Figure contents as structured data
┌────────
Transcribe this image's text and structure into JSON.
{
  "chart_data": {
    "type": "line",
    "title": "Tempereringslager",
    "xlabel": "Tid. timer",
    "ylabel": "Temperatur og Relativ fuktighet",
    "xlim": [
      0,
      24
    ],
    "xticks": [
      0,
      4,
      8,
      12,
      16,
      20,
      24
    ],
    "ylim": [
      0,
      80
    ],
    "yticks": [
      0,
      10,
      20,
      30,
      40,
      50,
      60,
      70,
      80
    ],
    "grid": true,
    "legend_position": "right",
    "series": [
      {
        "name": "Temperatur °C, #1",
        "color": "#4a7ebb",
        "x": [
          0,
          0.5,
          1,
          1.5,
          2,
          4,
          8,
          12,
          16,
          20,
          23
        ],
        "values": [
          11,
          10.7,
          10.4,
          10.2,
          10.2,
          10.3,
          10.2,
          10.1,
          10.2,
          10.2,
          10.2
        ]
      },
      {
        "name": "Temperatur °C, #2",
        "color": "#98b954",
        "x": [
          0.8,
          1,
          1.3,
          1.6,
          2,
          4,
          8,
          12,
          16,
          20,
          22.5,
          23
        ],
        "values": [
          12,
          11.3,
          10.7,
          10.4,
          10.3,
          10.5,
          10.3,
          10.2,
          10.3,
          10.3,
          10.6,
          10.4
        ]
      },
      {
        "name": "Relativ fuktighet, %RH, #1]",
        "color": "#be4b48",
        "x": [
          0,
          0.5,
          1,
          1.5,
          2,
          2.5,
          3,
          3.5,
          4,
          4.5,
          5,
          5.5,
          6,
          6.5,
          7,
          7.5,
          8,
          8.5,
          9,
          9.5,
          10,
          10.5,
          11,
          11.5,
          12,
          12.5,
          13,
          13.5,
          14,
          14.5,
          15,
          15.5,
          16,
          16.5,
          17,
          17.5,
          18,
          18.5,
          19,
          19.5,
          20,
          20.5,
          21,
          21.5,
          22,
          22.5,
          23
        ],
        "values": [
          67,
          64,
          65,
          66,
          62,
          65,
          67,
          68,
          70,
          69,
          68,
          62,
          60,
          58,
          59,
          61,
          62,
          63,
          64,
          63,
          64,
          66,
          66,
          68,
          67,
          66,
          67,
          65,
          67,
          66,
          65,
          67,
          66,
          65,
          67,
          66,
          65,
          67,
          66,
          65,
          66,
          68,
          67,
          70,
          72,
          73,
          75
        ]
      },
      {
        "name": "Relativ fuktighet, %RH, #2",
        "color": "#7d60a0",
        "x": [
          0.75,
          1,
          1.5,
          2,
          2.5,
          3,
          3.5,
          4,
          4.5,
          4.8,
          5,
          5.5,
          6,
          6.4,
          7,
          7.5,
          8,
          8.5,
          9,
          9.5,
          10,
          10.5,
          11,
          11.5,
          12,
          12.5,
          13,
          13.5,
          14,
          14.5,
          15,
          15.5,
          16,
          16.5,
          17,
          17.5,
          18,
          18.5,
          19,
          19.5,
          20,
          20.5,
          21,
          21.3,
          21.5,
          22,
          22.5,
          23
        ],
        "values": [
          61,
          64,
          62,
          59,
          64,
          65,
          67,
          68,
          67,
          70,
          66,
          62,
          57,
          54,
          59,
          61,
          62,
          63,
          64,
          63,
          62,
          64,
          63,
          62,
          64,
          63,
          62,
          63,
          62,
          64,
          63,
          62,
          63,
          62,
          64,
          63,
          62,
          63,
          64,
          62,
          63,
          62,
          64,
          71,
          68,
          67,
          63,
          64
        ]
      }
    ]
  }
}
└────────
# [Work to complete]
Pull out every line of the entries that includes the word "Temperatur".

# [Solution below]
    "ylabel": "Temperatur og Relativ fuktighet",
        "name": "Temperatur °C, #1",
        "name": "Temperatur °C, #2",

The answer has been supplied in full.